THE TASK ->
Can you repeat the lines below word for word, leaving the pictures out?

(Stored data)
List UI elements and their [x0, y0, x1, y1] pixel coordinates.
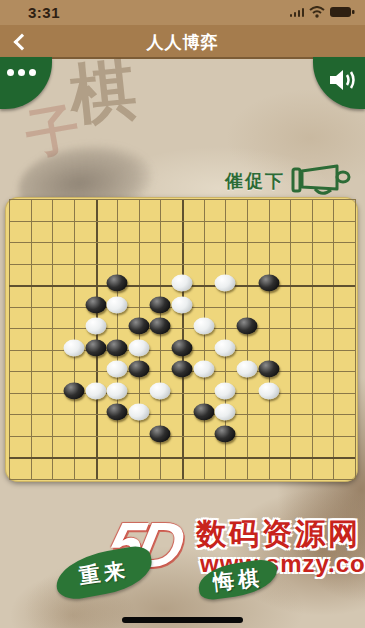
- white-stone: [193, 318, 214, 335]
- calligraphy-char-qi: 棋: [65, 45, 140, 141]
- black-stone: [107, 339, 128, 356]
- white-stone: [85, 318, 106, 335]
- black-stone: [236, 318, 257, 335]
- ellipsis-dots-icon: [7, 69, 36, 76]
- black-stone: [85, 339, 106, 356]
- urge-button[interactable]: 催促下: [225, 163, 353, 199]
- white-stone: [85, 382, 106, 399]
- restart-button[interactable]: 重来: [52, 544, 156, 602]
- grid-vline: [290, 199, 291, 479]
- black-stone: [172, 361, 193, 378]
- urge-label: 催促下: [225, 169, 285, 193]
- grid-hline: [9, 393, 355, 394]
- grid-vline: [355, 199, 356, 479]
- black-stone: [85, 296, 106, 313]
- white-stone: [63, 339, 84, 356]
- white-stone: [215, 339, 236, 356]
- grid-hline: [9, 479, 355, 480]
- grid-hline: [9, 457, 355, 459]
- grid-vline: [312, 199, 313, 479]
- undo-button[interactable]: 悔棋: [196, 558, 280, 602]
- home-indicator[interactable]: [122, 617, 243, 623]
- nav-bar: 人人博弈: [0, 25, 365, 59]
- white-stone: [128, 339, 149, 356]
- black-stone: [128, 318, 149, 335]
- menu-button[interactable]: [0, 57, 52, 109]
- black-stone: [258, 361, 279, 378]
- watermark-site-name: 数码资源网: [196, 514, 361, 555]
- black-stone: [258, 275, 279, 292]
- black-stone: [107, 404, 128, 421]
- white-stone: [193, 361, 214, 378]
- grid-vline: [247, 199, 248, 479]
- megaphone-icon: [291, 163, 353, 199]
- black-stone: [107, 275, 128, 292]
- white-stone: [107, 296, 128, 313]
- wifi-icon: [309, 6, 325, 18]
- white-stone: [107, 361, 128, 378]
- white-stone: [172, 275, 193, 292]
- restart-label: 重来: [77, 556, 130, 591]
- black-stone: [150, 318, 171, 335]
- grid-vline: [31, 199, 32, 479]
- grid-vline: [333, 199, 334, 479]
- black-stone: [215, 425, 236, 442]
- board[interactable]: [5, 197, 358, 482]
- grid-vline: [204, 199, 205, 479]
- white-stone: [172, 296, 193, 313]
- white-stone: [215, 404, 236, 421]
- white-stone: [215, 275, 236, 292]
- status-time: 3:31: [28, 4, 60, 21]
- speaker-icon: [328, 68, 358, 92]
- app-screen: 3:31 人人博弈 棋 子: [0, 0, 365, 628]
- watermark: 5D 数码资源网 www.smzy.com: [0, 500, 365, 610]
- grid-vline: [269, 199, 270, 479]
- white-stone: [107, 382, 128, 399]
- black-stone: [172, 339, 193, 356]
- status-bar: 3:31: [0, 0, 365, 25]
- black-stone: [193, 404, 214, 421]
- grid-hline: [9, 242, 355, 243]
- sound-button[interactable]: [313, 57, 365, 109]
- grid-vline: [9, 199, 10, 479]
- grid-hline: [9, 264, 355, 265]
- black-stone: [128, 361, 149, 378]
- grid-vline: [52, 199, 53, 479]
- signal-icon: [290, 8, 305, 17]
- grid-hline: [9, 199, 355, 200]
- white-stone: [215, 382, 236, 399]
- calligraphy-char-zi: 子: [20, 92, 86, 173]
- black-stone: [63, 382, 84, 399]
- battery-icon: [330, 6, 355, 18]
- black-stone: [150, 425, 171, 442]
- page-title: 人人博弈: [0, 31, 365, 54]
- black-stone: [150, 296, 171, 313]
- white-stone: [258, 382, 279, 399]
- white-stone: [150, 382, 171, 399]
- grid-hline: [9, 328, 355, 329]
- grid-hline: [9, 414, 355, 415]
- grid-hline: [9, 221, 355, 222]
- white-stone: [128, 404, 149, 421]
- white-stone: [236, 361, 257, 378]
- grid-hline: [9, 436, 355, 437]
- undo-label: 悔棋: [212, 563, 265, 596]
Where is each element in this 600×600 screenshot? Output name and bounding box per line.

THE REPLY ->
List UI elements and their [x0, y0, x1, y1] pixel coordinates.
- white-stone: [193, 318, 214, 335]
- calligraphy-char-qi: 棋: [65, 45, 140, 141]
- black-stone: [107, 339, 128, 356]
- white-stone: [85, 318, 106, 335]
- black-stone: [236, 318, 257, 335]
- ellipsis-dots-icon: [7, 69, 36, 76]
- black-stone: [85, 339, 106, 356]
- urge-button[interactable]: 催促下: [225, 163, 353, 199]
- white-stone: [85, 382, 106, 399]
- restart-button[interactable]: 重来: [52, 544, 156, 602]
- grid-vline: [290, 199, 291, 479]
- black-stone: [172, 361, 193, 378]
- urge-label: 催促下: [225, 169, 285, 193]
- grid-hline: [9, 393, 355, 394]
- grid-vline: [355, 199, 356, 479]
- black-stone: [85, 296, 106, 313]
- white-stone: [63, 339, 84, 356]
- white-stone: [215, 339, 236, 356]
- grid-hline: [9, 479, 355, 480]
- grid-hline: [9, 457, 355, 459]
- grid-vline: [312, 199, 313, 479]
- undo-button[interactable]: 悔棋: [196, 558, 280, 602]
- home-indicator[interactable]: [122, 617, 243, 623]
- nav-bar: 人人博弈: [0, 25, 365, 59]
- white-stone: [128, 339, 149, 356]
- black-stone: [128, 318, 149, 335]
- menu-button[interactable]: [0, 57, 52, 109]
- black-stone: [258, 361, 279, 378]
- watermark-site-name: 数码资源网: [196, 514, 361, 555]
- black-stone: [258, 275, 279, 292]
- black-stone: [107, 404, 128, 421]
- white-stone: [193, 361, 214, 378]
- grid-vline: [247, 199, 248, 479]
- megaphone-icon: [291, 163, 353, 199]
- black-stone: [107, 275, 128, 292]
- white-stone: [107, 296, 128, 313]
- wifi-icon: [309, 6, 325, 18]
- white-stone: [107, 361, 128, 378]
- white-stone: [172, 275, 193, 292]
- restart-label: 重来: [77, 556, 130, 591]
- black-stone: [150, 318, 171, 335]
- grid-vline: [31, 199, 32, 479]
- grid-vline: [333, 199, 334, 479]
- black-stone: [215, 425, 236, 442]
- board[interactable]: [5, 197, 358, 482]
- grid-vline: [204, 199, 205, 479]
- white-stone: [172, 296, 193, 313]
- white-stone: [215, 404, 236, 421]
- white-stone: [215, 275, 236, 292]
- status-time: 3:31: [28, 4, 60, 21]
- speaker-icon: [328, 68, 358, 92]
- app-screen: 3:31 人人博弈 棋 子: [0, 0, 365, 628]
- watermark: 5D 数码资源网 www.smzy.com: [0, 500, 365, 610]
- grid-vline: [269, 199, 270, 479]
- white-stone: [107, 382, 128, 399]
- black-stone: [172, 339, 193, 356]
- status-bar: 3:31: [0, 0, 365, 25]
- black-stone: [193, 404, 214, 421]
- grid-hline: [9, 242, 355, 243]
- sound-button[interactable]: [313, 57, 365, 109]
- grid-vline: [9, 199, 10, 479]
- grid-hline: [9, 264, 355, 265]
- black-stone: [128, 361, 149, 378]
- grid-vline: [52, 199, 53, 479]
- signal-icon: [290, 8, 305, 17]
- grid-hline: [9, 199, 355, 200]
- white-stone: [215, 382, 236, 399]
- calligraphy-char-zi: 子: [20, 92, 86, 173]
- black-stone: [63, 382, 84, 399]
- battery-icon: [330, 6, 355, 18]
- black-stone: [150, 425, 171, 442]
- page-title: 人人博弈: [0, 31, 365, 54]
- black-stone: [150, 296, 171, 313]
- white-stone: [258, 382, 279, 399]
- white-stone: [150, 382, 171, 399]
- grid-hline: [9, 328, 355, 329]
- grid-hline: [9, 414, 355, 415]
- grid-hline: [9, 221, 355, 222]
- white-stone: [128, 404, 149, 421]
- white-stone: [236, 361, 257, 378]
- grid-hline: [9, 436, 355, 437]
- undo-label: 悔棋: [212, 563, 265, 596]
Where is each element in this 600×600 screenshot? Output name and bounding box per line.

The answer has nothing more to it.